[Directions]:
Render the records, starting at the first line and ending at the line that contains "result-label: Undetected [502,177,538,185]", as a Markdown table with a Row column numbering each line and a Line column holding its text. Leave out any blank lines.

[Raw records]
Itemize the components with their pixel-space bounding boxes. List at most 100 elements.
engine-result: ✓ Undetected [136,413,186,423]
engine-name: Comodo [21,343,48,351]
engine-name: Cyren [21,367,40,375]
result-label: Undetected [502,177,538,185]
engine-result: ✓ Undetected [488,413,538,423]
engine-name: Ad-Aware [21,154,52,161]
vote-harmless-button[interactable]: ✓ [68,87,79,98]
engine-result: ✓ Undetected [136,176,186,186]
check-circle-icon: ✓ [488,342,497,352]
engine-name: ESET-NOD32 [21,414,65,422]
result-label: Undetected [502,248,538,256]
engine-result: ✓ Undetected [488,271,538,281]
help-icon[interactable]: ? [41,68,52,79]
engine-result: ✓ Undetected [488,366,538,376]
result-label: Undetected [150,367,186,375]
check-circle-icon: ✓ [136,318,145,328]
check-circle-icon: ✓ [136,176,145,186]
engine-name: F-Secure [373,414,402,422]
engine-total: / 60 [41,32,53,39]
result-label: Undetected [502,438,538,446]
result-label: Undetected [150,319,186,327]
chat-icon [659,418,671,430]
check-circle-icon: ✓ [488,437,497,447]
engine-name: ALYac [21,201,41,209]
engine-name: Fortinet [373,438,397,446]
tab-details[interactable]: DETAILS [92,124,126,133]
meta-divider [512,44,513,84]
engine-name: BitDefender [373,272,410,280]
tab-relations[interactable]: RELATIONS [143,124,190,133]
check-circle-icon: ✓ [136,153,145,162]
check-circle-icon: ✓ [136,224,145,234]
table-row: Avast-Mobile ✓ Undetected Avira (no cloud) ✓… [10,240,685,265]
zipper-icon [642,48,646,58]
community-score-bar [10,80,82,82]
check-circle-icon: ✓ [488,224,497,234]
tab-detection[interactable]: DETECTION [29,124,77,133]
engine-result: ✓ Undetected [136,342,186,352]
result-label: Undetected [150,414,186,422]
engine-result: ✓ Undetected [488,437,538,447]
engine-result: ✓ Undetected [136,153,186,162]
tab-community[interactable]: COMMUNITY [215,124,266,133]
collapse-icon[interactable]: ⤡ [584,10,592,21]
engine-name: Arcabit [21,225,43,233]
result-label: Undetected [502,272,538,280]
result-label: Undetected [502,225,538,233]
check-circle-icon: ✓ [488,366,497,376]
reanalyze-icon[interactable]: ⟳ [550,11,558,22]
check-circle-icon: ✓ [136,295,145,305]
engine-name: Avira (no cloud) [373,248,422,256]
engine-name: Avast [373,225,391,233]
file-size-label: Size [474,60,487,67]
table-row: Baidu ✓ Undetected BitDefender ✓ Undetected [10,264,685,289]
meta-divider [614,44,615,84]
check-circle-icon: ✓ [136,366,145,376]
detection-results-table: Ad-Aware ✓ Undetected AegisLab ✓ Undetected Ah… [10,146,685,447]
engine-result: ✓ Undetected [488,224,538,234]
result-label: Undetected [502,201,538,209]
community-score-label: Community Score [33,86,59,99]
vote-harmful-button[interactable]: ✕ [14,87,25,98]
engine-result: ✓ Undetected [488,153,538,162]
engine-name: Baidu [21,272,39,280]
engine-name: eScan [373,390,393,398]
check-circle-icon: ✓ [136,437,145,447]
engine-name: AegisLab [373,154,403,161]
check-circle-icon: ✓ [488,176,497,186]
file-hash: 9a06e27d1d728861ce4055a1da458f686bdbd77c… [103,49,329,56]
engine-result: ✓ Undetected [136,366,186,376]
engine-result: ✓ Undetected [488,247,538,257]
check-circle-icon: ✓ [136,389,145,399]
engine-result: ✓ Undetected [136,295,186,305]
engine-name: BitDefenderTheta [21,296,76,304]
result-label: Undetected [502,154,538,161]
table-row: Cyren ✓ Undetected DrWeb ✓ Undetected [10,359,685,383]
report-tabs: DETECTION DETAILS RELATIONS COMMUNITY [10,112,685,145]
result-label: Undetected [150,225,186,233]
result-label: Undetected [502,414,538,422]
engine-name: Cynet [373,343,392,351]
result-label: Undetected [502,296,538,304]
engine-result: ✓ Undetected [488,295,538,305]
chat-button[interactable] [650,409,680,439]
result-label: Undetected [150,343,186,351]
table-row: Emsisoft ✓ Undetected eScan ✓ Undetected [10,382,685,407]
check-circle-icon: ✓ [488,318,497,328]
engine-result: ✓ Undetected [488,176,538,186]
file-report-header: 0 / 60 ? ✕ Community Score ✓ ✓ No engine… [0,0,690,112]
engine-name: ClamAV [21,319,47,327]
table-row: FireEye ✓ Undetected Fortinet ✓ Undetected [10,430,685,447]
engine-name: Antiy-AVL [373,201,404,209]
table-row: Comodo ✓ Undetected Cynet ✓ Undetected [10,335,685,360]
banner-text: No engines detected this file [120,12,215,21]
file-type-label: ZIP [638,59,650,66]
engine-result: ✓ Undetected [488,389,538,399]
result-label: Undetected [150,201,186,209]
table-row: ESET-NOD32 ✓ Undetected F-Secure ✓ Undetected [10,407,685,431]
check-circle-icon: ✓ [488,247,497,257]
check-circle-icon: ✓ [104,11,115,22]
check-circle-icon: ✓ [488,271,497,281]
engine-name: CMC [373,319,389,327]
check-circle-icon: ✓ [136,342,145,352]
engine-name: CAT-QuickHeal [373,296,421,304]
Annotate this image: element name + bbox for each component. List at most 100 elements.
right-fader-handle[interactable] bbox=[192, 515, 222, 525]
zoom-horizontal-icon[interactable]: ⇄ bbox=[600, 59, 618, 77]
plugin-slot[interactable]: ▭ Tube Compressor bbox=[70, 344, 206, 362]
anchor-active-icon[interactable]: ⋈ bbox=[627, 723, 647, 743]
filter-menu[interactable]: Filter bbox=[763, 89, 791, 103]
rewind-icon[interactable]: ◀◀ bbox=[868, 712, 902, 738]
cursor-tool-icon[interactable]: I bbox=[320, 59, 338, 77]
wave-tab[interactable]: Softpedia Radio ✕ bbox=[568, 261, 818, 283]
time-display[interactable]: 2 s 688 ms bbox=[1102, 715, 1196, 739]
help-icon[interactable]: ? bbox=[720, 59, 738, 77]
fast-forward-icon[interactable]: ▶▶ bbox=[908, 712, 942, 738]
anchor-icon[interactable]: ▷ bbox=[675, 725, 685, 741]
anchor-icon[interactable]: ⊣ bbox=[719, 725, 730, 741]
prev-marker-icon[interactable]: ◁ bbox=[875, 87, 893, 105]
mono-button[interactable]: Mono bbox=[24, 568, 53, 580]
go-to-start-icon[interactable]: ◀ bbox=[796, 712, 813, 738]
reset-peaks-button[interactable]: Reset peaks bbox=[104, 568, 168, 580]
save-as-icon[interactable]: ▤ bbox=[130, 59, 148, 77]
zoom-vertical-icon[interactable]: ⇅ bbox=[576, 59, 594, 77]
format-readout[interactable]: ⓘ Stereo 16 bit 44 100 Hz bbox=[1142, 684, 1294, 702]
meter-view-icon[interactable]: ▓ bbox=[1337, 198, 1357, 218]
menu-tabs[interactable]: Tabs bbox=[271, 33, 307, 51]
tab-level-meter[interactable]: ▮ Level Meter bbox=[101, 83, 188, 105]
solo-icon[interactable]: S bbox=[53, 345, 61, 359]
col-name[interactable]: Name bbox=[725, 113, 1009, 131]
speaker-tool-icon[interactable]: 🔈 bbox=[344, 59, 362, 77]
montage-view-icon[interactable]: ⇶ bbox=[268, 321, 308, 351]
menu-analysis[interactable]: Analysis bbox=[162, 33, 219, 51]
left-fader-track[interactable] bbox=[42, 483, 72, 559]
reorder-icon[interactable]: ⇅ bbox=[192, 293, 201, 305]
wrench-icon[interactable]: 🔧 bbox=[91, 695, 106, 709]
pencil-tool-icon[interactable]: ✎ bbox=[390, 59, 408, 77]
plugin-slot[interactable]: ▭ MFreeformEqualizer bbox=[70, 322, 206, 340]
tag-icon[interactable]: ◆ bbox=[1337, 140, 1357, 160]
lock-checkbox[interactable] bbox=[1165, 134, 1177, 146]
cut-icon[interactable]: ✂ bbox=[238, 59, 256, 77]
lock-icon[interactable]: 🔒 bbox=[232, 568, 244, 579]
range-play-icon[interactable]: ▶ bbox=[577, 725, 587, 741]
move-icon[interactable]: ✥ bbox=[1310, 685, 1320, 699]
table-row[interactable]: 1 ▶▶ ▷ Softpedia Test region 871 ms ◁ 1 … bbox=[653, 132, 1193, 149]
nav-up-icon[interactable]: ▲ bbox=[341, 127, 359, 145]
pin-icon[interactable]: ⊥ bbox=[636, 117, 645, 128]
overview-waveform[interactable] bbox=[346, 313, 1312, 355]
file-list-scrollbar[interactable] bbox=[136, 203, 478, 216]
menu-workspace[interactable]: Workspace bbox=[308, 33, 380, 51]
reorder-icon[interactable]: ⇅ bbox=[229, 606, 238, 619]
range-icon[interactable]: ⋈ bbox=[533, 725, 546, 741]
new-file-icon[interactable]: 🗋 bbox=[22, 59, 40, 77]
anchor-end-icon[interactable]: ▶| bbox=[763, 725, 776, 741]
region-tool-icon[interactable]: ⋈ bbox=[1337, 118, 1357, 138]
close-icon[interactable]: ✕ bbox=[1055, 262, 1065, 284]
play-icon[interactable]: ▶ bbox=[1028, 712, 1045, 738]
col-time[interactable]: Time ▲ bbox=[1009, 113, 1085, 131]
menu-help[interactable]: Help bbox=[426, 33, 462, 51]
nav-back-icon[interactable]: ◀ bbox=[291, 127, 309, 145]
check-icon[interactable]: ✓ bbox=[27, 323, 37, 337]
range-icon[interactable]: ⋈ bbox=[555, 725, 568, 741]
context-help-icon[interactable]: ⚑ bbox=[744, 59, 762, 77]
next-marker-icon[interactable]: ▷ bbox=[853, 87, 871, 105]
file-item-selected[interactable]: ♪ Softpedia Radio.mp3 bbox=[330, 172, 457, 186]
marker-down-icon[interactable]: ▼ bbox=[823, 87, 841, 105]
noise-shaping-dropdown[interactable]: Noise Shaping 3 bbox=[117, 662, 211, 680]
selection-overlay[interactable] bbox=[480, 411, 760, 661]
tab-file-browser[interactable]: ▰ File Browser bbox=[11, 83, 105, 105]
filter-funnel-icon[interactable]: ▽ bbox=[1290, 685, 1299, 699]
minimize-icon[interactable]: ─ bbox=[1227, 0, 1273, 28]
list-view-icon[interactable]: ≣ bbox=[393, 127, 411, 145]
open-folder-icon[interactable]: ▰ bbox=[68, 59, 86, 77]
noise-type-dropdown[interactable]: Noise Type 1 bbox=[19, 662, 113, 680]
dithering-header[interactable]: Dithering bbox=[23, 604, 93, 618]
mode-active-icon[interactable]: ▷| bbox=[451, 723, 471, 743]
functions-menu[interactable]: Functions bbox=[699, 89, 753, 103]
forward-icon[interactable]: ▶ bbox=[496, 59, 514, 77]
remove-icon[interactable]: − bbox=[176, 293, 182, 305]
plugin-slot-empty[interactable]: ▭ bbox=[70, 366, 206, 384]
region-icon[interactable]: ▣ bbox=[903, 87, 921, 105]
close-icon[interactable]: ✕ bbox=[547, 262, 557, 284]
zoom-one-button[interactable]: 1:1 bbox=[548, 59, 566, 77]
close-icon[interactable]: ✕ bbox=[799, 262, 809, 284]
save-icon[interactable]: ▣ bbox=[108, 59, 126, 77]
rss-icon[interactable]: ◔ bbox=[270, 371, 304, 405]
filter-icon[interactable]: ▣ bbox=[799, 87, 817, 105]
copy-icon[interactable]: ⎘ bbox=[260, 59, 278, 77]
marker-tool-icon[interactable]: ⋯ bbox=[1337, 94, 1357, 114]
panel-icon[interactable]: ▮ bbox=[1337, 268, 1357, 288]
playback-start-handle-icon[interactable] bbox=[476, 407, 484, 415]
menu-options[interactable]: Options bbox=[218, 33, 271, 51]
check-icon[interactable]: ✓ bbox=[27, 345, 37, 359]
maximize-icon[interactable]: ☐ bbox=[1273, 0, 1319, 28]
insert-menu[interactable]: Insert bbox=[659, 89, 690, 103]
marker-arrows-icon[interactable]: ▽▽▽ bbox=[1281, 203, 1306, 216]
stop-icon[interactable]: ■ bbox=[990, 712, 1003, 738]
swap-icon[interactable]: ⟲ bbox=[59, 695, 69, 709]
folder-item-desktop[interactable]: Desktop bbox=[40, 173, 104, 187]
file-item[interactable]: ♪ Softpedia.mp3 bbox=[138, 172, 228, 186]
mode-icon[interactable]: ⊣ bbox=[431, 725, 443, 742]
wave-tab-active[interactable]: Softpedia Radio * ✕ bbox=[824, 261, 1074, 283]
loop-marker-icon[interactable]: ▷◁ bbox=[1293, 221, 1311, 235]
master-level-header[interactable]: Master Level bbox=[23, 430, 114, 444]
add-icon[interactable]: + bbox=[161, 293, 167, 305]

[Completed exercise]:
| Row | Line |
|---|---|
| 1 | Itemize the components with their pixel-space bounding boxes. List at most 100 elements. |
| 2 | engine-result: ✓ Undetected [136,413,186,423] |
| 3 | engine-name: Comodo [21,343,48,351] |
| 4 | engine-name: Cyren [21,367,40,375] |
| 5 | result-label: Undetected [502,177,538,185] |